** start **

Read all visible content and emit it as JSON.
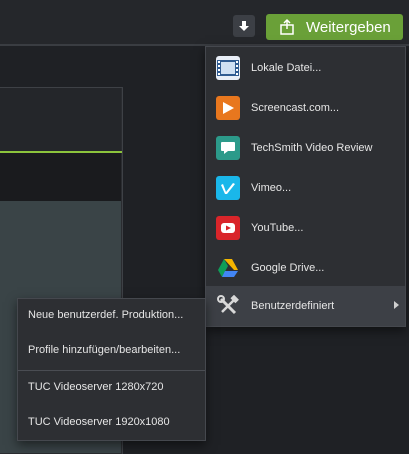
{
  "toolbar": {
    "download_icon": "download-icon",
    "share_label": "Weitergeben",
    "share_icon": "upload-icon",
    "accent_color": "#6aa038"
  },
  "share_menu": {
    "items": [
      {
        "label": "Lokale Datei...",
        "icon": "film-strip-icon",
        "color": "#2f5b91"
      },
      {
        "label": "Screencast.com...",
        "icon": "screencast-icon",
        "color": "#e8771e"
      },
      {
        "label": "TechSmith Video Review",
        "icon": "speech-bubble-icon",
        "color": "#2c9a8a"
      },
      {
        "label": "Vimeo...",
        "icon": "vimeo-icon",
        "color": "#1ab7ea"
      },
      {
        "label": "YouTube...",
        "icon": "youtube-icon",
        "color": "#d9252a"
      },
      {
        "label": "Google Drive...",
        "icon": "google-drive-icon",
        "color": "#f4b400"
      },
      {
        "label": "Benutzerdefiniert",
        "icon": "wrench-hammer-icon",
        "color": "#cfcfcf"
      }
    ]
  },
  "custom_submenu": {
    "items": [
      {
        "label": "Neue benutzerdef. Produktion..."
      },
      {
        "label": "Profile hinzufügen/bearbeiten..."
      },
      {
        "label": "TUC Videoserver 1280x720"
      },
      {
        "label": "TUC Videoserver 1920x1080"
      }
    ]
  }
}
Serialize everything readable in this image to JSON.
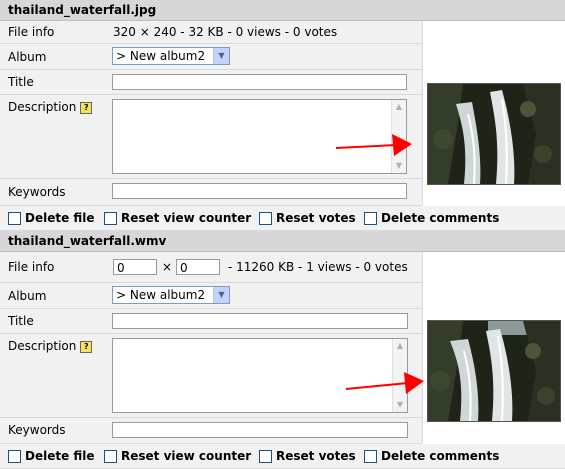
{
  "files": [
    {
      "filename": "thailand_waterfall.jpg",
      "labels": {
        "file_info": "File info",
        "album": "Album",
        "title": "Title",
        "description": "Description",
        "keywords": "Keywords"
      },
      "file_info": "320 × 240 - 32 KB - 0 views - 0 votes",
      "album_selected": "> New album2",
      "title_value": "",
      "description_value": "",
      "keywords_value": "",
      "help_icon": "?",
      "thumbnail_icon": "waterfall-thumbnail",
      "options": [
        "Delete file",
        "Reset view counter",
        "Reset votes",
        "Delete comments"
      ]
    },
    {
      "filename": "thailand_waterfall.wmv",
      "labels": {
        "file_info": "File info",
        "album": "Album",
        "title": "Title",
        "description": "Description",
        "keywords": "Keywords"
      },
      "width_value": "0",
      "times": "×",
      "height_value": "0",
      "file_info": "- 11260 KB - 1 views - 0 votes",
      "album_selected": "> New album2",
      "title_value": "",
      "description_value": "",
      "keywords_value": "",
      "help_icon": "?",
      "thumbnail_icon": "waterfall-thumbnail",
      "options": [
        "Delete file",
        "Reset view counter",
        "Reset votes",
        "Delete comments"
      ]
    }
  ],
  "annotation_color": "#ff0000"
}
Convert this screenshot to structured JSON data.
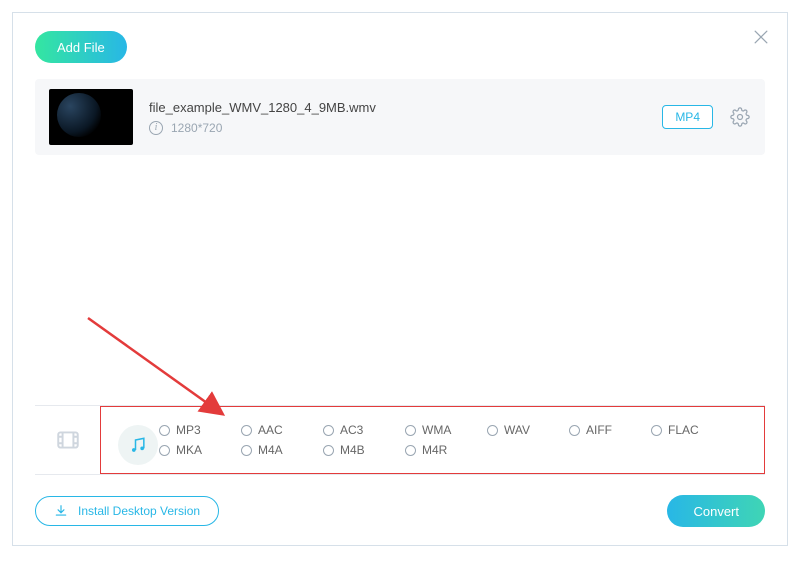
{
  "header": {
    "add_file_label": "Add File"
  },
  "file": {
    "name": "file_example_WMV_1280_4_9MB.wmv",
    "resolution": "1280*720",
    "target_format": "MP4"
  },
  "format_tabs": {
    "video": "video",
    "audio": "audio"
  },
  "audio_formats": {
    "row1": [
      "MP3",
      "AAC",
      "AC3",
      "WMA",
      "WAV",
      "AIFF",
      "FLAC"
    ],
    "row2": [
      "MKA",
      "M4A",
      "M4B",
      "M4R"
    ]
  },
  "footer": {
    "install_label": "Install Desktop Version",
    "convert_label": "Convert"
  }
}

** end **

Written request: Copy the final portion of the records: every line from the one containing "Convert this screenshot" through the last, word for word, without pictures.

Result below:
Convert this screenshot to structured JSON data.
{
  "header": {
    "add_file_label": "Add File"
  },
  "file": {
    "name": "file_example_WMV_1280_4_9MB.wmv",
    "resolution": "1280*720",
    "target_format": "MP4"
  },
  "format_tabs": {
    "video": "video",
    "audio": "audio"
  },
  "audio_formats": {
    "row1": [
      "MP3",
      "AAC",
      "AC3",
      "WMA",
      "WAV",
      "AIFF",
      "FLAC"
    ],
    "row2": [
      "MKA",
      "M4A",
      "M4B",
      "M4R"
    ]
  },
  "footer": {
    "install_label": "Install Desktop Version",
    "convert_label": "Convert"
  }
}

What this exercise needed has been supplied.